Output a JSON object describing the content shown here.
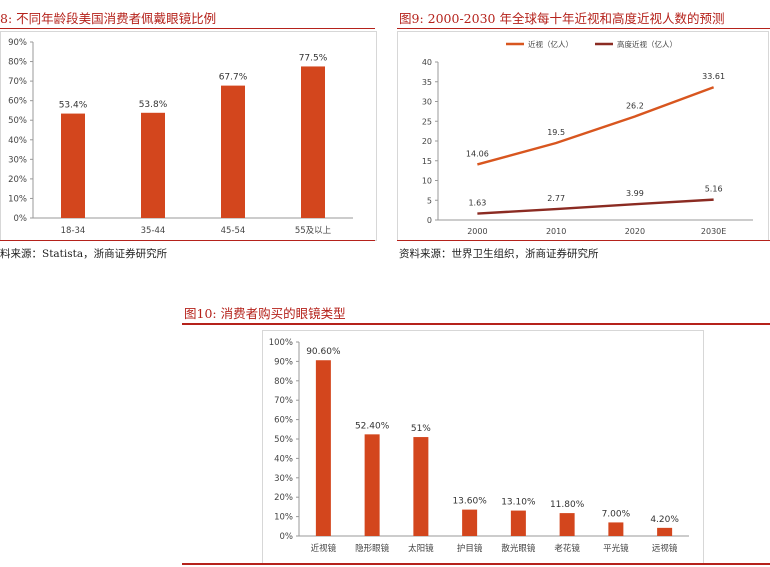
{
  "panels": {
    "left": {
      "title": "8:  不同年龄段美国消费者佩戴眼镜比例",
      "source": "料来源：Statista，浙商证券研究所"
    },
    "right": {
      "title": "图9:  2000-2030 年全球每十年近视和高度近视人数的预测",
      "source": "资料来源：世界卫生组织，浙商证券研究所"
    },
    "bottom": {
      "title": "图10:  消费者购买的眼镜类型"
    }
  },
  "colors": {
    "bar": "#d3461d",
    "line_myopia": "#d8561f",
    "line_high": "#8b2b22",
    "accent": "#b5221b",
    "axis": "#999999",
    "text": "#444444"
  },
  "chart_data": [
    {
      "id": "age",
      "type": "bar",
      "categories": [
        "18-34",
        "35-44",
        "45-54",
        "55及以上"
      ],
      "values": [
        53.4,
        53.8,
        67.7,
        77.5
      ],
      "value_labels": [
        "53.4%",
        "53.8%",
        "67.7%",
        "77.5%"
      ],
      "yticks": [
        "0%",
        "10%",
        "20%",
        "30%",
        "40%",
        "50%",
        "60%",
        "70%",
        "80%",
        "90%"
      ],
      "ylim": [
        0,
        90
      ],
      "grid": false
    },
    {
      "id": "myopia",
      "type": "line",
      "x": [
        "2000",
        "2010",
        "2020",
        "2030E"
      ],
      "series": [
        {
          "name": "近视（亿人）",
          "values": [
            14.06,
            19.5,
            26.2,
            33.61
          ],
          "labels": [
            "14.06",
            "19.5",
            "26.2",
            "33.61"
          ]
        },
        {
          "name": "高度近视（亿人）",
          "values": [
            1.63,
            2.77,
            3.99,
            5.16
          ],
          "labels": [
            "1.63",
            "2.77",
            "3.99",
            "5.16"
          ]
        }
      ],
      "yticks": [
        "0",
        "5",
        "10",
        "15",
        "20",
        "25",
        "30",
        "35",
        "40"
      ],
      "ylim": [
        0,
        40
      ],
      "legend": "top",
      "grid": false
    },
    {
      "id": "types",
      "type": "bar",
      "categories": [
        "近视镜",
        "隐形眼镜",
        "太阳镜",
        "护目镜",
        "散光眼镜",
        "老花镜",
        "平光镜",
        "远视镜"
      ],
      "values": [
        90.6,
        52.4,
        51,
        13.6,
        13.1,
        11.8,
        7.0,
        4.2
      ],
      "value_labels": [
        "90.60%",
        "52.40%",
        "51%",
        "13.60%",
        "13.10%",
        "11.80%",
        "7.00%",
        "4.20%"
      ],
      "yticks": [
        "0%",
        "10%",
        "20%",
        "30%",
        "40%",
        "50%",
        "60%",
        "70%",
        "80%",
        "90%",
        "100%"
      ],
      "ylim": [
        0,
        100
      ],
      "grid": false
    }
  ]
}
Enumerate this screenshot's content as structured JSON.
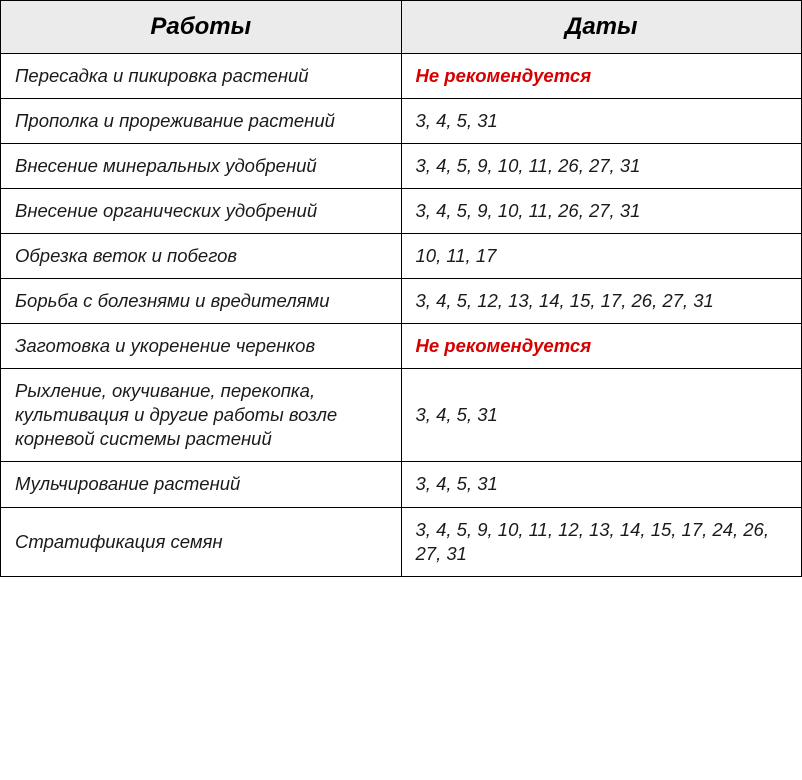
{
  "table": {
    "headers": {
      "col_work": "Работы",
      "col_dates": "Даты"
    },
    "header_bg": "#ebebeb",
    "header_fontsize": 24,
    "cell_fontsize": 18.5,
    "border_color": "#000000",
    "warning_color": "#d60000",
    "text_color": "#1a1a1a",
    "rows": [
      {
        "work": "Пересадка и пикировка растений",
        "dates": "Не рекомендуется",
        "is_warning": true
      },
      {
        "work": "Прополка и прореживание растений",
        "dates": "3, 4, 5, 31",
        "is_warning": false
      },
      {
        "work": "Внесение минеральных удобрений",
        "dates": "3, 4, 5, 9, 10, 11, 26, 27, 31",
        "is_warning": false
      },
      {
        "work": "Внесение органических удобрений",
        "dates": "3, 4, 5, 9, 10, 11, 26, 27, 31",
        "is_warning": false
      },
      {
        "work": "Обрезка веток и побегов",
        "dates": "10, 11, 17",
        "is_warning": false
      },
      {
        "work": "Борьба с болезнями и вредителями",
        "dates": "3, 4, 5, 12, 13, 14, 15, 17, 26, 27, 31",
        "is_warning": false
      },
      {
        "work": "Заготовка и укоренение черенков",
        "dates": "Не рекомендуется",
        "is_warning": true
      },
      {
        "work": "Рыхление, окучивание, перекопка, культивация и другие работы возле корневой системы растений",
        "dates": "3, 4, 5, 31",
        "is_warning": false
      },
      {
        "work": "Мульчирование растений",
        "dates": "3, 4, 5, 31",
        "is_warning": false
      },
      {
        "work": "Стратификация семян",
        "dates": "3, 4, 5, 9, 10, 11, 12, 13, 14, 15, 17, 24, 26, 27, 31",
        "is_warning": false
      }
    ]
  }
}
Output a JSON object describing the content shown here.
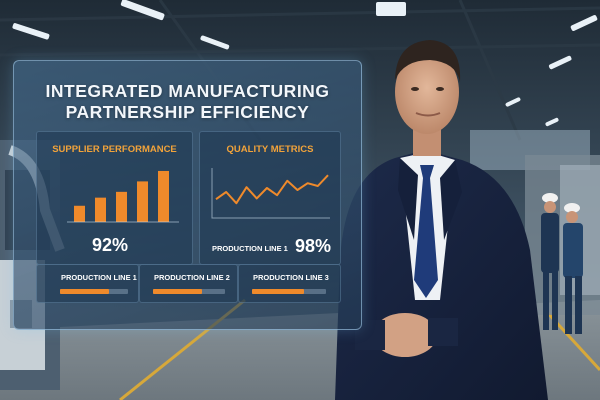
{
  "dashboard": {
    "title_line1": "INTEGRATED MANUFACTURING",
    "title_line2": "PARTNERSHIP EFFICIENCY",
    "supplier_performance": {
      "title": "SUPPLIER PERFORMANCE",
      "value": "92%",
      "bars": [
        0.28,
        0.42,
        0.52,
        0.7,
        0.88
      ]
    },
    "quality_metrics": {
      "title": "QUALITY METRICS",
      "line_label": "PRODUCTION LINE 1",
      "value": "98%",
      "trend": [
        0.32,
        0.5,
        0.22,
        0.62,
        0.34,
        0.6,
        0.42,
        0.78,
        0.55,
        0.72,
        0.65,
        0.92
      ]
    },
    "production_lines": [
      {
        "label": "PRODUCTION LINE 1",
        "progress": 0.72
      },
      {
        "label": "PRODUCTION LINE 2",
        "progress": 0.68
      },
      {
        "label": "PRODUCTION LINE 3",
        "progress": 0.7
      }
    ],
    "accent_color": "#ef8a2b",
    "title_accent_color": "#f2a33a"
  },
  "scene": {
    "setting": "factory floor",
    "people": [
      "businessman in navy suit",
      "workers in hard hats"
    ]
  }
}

**Do this**
Show all lines from the listing above in which "растений" appears.

**Finished exercise**
        "work": "Пересадка и пикировка растений",
        "work": "Прополка и прореживание растений",
        "work": "Рыхление, окучивание, перекопка, культивация и другие работы возле корневой системы растений",
        "work": "Мульчирование растений",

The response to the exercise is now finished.